### Requirements
Copy out all lines that carry the word "label".

### Given data

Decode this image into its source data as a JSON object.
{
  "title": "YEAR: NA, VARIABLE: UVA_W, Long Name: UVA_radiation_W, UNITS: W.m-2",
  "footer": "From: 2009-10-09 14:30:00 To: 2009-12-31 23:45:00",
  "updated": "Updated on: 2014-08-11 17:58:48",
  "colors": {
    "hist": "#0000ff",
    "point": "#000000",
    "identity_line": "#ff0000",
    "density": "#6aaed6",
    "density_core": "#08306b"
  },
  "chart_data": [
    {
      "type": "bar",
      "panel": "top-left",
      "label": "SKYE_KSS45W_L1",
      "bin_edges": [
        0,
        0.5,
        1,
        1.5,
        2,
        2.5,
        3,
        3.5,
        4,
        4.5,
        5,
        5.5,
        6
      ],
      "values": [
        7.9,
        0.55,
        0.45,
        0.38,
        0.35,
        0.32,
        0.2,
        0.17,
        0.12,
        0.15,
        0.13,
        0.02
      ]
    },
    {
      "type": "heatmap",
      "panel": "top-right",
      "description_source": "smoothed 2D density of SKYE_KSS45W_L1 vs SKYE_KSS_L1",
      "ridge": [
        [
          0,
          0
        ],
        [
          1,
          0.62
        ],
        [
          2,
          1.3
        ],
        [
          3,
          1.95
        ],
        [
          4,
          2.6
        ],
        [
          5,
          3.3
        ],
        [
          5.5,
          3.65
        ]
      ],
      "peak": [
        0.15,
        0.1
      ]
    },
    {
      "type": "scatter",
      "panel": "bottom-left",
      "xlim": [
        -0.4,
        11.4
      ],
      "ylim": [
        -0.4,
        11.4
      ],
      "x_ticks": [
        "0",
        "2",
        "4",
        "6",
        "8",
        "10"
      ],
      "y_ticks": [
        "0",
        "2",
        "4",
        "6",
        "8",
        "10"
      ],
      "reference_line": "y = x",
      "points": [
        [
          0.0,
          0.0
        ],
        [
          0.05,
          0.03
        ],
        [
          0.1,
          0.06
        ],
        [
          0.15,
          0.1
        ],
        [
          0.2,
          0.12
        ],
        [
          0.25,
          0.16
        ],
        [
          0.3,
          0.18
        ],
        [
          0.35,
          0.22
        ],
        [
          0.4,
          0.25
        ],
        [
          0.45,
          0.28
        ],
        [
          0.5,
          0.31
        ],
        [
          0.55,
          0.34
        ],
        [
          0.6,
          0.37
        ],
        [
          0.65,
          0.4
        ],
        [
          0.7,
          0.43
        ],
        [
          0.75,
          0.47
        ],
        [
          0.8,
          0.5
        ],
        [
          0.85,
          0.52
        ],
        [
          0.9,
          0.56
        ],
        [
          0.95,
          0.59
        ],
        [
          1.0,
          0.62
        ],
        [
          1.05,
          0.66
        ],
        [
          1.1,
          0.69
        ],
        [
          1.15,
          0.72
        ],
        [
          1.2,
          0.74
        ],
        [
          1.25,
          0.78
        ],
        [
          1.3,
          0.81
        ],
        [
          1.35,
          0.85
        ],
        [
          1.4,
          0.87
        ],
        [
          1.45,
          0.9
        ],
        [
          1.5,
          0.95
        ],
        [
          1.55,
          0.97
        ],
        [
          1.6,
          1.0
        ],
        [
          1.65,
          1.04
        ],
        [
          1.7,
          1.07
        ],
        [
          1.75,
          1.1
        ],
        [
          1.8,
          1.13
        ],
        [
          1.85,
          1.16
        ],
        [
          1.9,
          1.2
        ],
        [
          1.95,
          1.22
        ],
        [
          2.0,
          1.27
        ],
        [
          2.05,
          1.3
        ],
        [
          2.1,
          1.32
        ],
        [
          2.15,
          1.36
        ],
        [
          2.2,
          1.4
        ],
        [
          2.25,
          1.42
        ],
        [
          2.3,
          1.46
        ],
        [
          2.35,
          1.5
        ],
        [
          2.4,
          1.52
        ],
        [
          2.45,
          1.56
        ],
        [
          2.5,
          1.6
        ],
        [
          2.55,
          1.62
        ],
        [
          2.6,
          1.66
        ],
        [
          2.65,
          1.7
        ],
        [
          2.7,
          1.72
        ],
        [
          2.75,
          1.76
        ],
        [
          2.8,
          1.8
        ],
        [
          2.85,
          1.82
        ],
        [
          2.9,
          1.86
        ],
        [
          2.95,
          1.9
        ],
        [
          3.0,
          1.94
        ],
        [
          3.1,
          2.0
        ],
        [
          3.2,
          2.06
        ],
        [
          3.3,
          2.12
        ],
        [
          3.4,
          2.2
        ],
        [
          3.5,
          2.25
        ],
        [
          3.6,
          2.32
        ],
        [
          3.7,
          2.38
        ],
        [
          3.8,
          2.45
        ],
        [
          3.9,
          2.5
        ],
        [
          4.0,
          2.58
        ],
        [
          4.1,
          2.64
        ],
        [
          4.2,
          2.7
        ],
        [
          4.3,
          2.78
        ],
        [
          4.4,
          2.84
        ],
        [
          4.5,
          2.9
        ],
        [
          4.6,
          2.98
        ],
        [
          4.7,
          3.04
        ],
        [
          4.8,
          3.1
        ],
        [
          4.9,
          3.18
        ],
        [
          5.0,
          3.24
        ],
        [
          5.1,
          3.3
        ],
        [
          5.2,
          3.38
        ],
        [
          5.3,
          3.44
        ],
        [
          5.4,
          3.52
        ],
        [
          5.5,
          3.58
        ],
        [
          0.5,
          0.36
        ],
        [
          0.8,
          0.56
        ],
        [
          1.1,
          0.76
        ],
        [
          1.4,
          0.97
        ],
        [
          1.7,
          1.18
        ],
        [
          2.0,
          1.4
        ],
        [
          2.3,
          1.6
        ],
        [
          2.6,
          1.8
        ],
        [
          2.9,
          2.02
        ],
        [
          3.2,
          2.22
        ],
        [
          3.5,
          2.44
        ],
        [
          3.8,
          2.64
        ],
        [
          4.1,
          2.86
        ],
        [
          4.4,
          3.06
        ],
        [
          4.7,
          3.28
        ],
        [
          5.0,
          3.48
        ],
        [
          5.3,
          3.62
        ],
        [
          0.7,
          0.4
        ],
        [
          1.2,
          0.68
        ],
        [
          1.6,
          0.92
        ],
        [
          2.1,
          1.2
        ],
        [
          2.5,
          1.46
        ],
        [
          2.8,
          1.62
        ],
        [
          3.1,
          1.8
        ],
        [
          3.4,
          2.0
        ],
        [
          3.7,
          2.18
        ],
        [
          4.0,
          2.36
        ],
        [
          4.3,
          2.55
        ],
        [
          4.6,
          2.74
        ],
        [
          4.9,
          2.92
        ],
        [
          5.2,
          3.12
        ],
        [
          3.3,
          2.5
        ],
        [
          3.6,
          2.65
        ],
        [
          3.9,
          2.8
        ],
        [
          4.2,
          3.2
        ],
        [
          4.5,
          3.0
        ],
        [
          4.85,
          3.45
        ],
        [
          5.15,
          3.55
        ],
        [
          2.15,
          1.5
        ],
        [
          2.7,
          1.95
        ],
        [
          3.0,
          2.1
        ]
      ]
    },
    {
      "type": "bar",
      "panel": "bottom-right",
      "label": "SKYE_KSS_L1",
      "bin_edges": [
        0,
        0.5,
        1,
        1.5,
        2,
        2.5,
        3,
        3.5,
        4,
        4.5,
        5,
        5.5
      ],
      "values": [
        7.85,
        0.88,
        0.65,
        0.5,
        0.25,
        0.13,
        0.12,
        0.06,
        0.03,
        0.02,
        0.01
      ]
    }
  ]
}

### Solution for this task
      "label": "SKYE_KSS45W_L1",
      "label": "SKYE_KSS_L1",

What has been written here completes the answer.